WHAT IS NEEDED:
Copy all the data exactly, except the pictures.

(Data entries)

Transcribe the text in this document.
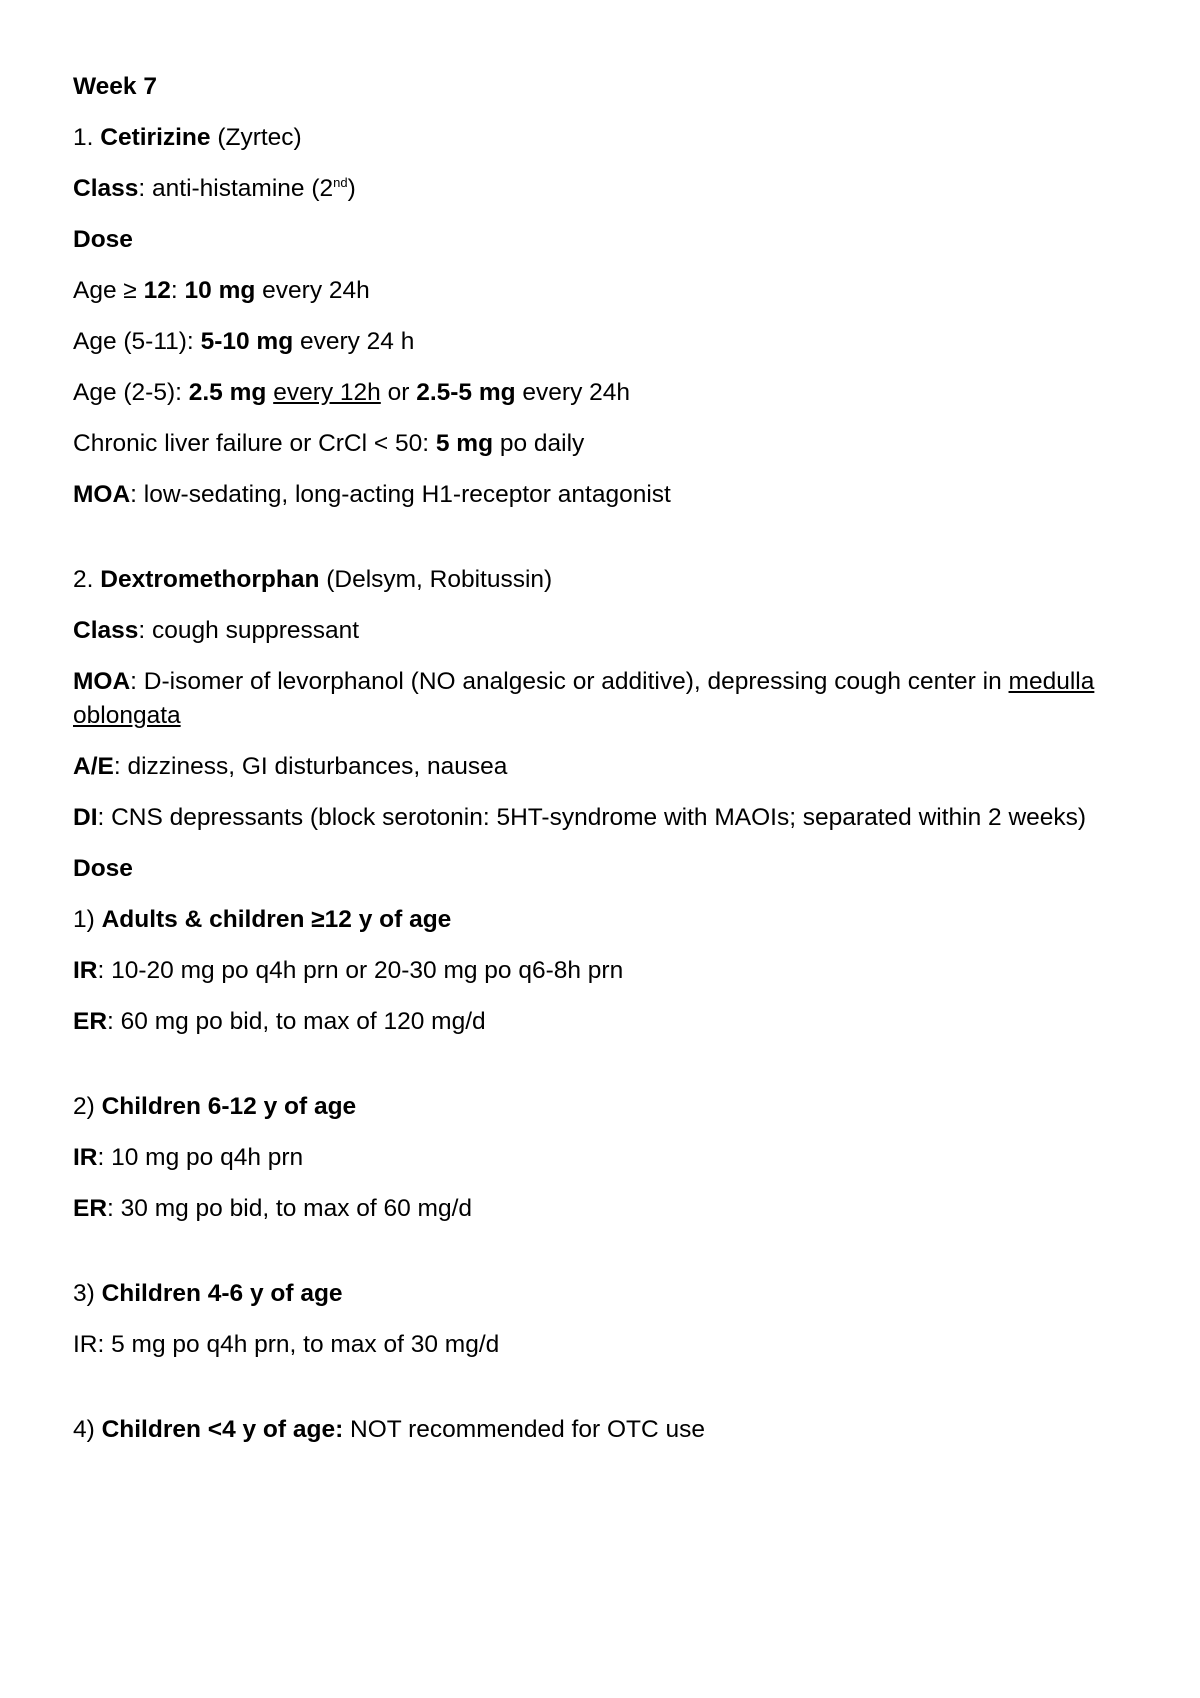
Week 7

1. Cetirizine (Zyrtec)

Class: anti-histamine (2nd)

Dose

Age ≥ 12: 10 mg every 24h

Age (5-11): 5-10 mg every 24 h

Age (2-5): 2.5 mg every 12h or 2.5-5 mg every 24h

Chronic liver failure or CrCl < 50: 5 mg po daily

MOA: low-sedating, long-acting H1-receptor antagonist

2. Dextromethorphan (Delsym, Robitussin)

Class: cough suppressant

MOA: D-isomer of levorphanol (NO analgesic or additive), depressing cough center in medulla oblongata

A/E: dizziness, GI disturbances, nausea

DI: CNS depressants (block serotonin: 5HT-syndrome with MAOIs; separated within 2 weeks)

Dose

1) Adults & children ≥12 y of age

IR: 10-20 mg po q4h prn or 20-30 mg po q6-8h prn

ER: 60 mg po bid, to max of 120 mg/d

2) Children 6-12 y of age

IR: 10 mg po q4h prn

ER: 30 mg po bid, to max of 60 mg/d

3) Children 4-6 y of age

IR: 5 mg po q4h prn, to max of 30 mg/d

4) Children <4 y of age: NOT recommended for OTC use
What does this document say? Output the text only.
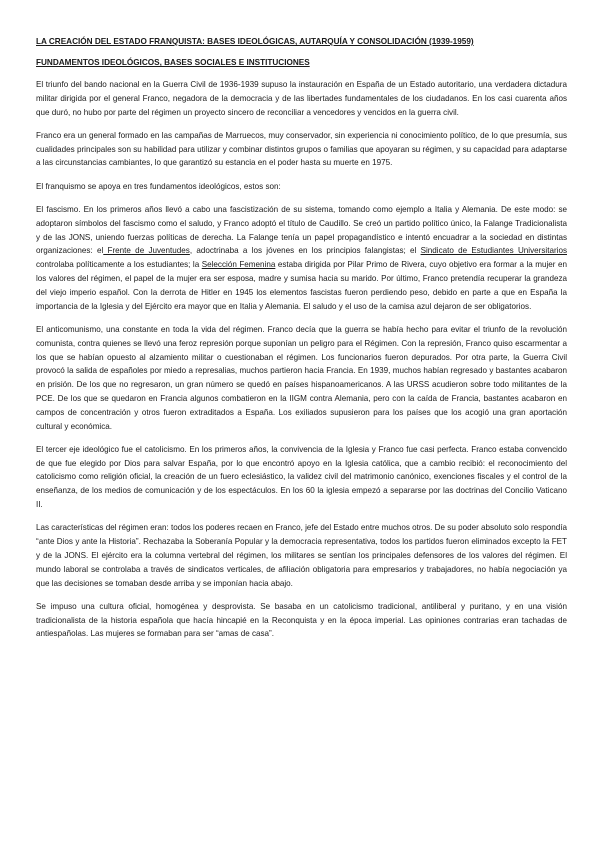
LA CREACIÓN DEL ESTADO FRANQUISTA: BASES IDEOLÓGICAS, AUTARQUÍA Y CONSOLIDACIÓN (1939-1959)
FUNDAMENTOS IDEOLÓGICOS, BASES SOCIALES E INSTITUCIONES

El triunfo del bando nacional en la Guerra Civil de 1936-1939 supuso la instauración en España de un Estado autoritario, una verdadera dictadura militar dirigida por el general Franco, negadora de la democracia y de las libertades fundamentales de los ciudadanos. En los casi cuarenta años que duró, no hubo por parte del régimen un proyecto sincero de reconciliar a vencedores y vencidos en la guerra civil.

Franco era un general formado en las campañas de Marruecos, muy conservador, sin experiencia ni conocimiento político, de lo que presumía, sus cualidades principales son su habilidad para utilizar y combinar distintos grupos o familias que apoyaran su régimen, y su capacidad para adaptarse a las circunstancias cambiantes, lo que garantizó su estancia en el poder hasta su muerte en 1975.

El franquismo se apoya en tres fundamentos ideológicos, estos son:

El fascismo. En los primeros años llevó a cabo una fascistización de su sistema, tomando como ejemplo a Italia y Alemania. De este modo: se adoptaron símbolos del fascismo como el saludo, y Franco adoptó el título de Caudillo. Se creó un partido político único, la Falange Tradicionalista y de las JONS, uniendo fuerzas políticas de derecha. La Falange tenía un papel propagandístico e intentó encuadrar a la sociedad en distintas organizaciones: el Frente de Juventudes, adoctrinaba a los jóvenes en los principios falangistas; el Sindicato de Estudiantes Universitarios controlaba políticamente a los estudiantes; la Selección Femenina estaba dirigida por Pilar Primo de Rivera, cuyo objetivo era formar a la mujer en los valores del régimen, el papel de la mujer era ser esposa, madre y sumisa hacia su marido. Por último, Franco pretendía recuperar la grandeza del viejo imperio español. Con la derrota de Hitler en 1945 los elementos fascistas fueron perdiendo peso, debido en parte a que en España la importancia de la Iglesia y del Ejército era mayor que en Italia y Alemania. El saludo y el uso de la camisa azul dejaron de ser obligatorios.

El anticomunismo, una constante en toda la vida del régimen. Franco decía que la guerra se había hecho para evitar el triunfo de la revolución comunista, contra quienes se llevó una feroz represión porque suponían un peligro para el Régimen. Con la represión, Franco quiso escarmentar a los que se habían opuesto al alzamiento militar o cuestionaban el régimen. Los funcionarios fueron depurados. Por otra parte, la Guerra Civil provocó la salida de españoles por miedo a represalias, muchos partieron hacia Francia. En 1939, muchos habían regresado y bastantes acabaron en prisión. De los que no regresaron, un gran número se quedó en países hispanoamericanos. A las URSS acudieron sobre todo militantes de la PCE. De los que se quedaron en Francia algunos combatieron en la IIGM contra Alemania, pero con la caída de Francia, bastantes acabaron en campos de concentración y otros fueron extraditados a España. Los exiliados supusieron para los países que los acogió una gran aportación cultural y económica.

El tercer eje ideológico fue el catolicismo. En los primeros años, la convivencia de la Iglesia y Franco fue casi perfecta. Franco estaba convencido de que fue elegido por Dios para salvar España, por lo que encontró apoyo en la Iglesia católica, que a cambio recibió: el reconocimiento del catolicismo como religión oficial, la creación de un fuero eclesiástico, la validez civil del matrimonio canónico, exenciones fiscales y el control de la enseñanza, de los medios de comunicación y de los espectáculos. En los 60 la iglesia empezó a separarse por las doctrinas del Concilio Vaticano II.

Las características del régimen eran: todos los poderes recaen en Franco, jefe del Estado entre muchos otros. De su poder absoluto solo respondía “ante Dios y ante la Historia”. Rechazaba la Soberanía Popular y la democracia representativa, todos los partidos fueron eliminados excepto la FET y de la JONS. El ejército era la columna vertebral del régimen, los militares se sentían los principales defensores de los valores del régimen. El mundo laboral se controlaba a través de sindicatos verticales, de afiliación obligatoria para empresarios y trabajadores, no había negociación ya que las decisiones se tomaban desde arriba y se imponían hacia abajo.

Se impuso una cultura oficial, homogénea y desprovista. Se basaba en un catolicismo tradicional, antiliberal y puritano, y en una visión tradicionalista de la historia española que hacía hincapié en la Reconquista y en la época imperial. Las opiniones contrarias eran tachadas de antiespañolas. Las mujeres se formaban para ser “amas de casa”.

OUTPUT FOR THIS EXERCISE:
Transcribe the text in this document.
Week 7

1. Cetirizine (Zyrtec)

Class: anti-histamine (2nd)

Dose

Age ≥ 12: 10 mg every 24h

Age (5-11): 5-10 mg every 24 h

Age (2-5): 2.5 mg every 12h or 2.5-5 mg every 24h

Chronic liver failure or CrCl < 50: 5 mg po daily

MOA: low-sedating, long-acting H1-receptor antagonist

2. Dextromethorphan (Delsym, Robitussin)

Class: cough suppressant

MOA: D-isomer of levorphanol (NO analgesic or additive), depressing cough center in medulla oblongata

A/E: dizziness, GI disturbances, nausea

DI: CNS depressants (block serotonin: 5HT-syndrome with MAOIs; separated within 2 weeks)

Dose

1) Adults & children ≥12 y of age

IR: 10-20 mg po q4h prn or 20-30 mg po q6-8h prn

ER: 60 mg po bid, to max of 120 mg/d

2) Children 6-12 y of age

IR: 10 mg po q4h prn

ER: 30 mg po bid, to max of 60 mg/d

3) Children 4-6 y of age

IR: 5 mg po q4h prn, to max of 30 mg/d

4) Children <4 y of age: NOT recommended for OTC use
What does this document say? Output the text only.
LA CREACIÓN DEL ESTADO FRANQUISTA: BASES IDEOLÓGICAS, AUTARQUÍA Y CONSOLIDACIÓN (1939-1959)
FUNDAMENTOS IDEOLÓGICOS, BASES SOCIALES E INSTITUCIONES

El triunfo del bando nacional en la Guerra Civil de 1936-1939 supuso la instauración en España de un Estado autoritario, una verdadera dictadura militar dirigida por el general Franco, negadora de la democracia y de las libertades fundamentales de los ciudadanos. En los casi cuarenta años que duró, no hubo por parte del régimen un proyecto sincero de reconciliar a vencedores y vencidos en la guerra civil.

Franco era un general formado en las campañas de Marruecos, muy conservador, sin experiencia ni conocimiento político, de lo que presumía, sus cualidades principales son su habilidad para utilizar y combinar distintos grupos o familias que apoyaran su régimen, y su capacidad para adaptarse a las circunstancias cambiantes, lo que garantizó su estancia en el poder hasta su muerte en 1975.

El franquismo se apoya en tres fundamentos ideológicos, estos son:

El fascismo. En los primeros años llevó a cabo una fascistización de su sistema, tomando como ejemplo a Italia y Alemania. De este modo: se adoptaron símbolos del fascismo como el saludo, y Franco adoptó el título de Caudillo. Se creó un partido político único, la Falange Tradicionalista y de las JONS, uniendo fuerzas políticas de derecha. La Falange tenía un papel propagandístico e intentó encuadrar a la sociedad en distintas organizaciones: el Frente de Juventudes, adoctrinaba a los jóvenes en los principios falangistas; el Sindicato de Estudiantes Universitarios controlaba políticamente a los estudiantes; la Selección Femenina estaba dirigida por Pilar Primo de Rivera, cuyo objetivo era formar a la mujer en los valores del régimen, el papel de la mujer era ser esposa, madre y sumisa hacia su marido. Por último, Franco pretendía recuperar la grandeza del viejo imperio español. Con la derrota de Hitler en 1945 los elementos fascistas fueron perdiendo peso, debido en parte a que en España la importancia de la Iglesia y del Ejército era mayor que en Italia y Alemania. El saludo y el uso de la camisa azul dejaron de ser obligatorios.

El anticomunismo, una constante en toda la vida del régimen. Franco decía que la guerra se había hecho para evitar el triunfo de la revolución comunista, contra quienes se llevó una feroz represión porque suponían un peligro para el Régimen. Con la represión, Franco quiso escarmentar a los que se habían opuesto al alzamiento militar o cuestionaban el régimen. Los funcionarios fueron depurados. Por otra parte, la Guerra Civil provocó la salida de españoles por miedo a represalias, muchos partieron hacia Francia. En 1939, muchos habían regresado y bastantes acabaron en prisión. De los que no regresaron, un gran número se quedó en países hispanoamericanos. A las URSS acudieron sobre todo militantes de la PCE. De los que se quedaron en Francia algunos combatieron en la IIGM contra Alemania, pero con la caída de Francia, bastantes acabaron en campos de concentración y otros fueron extraditados a España. Los exiliados supusieron para los países que los acogió una gran aportación cultural y económica.

El tercer eje ideológico fue el catolicismo. En los primeros años, la convivencia de la Iglesia y Franco fue casi perfecta. Franco estaba convencido de que fue elegido por Dios para salvar España, por lo que encontró apoyo en la Iglesia católica, que a cambio recibió: el reconocimiento del catolicismo como religión oficial, la creación de un fuero eclesiástico, la validez civil del matrimonio canónico, exenciones fiscales y el control de la enseñanza, de los medios de comunicación y de los espectáculos. En los 60 la iglesia empezó a separarse por las doctrinas del Concilio Vaticano II.

Las características del régimen eran: todos los poderes recaen en Franco, jefe del Estado entre muchos otros. De su poder absoluto solo respondía “ante Dios y ante la Historia”. Rechazaba la Soberanía Popular y la democracia representativa, todos los partidos fueron eliminados excepto la FET y de la JONS. El ejército era la columna vertebral del régimen, los militares se sentían los principales defensores de los valores del régimen. El mundo laboral se controlaba a través de sindicatos verticales, de afiliación obligatoria para empresarios y trabajadores, no había negociación ya que las decisiones se tomaban desde arriba y se imponían hacia abajo.

Se impuso una cultura oficial, homogénea y desprovista. Se basaba en un catolicismo tradicional, antiliberal y puritano, y en una visión tradicionalista de la historia española que hacía hincapié en la Reconquista y en la época imperial. Las opiniones contrarias eran tachadas de antiespañolas. Las mujeres se formaban para ser “amas de casa”.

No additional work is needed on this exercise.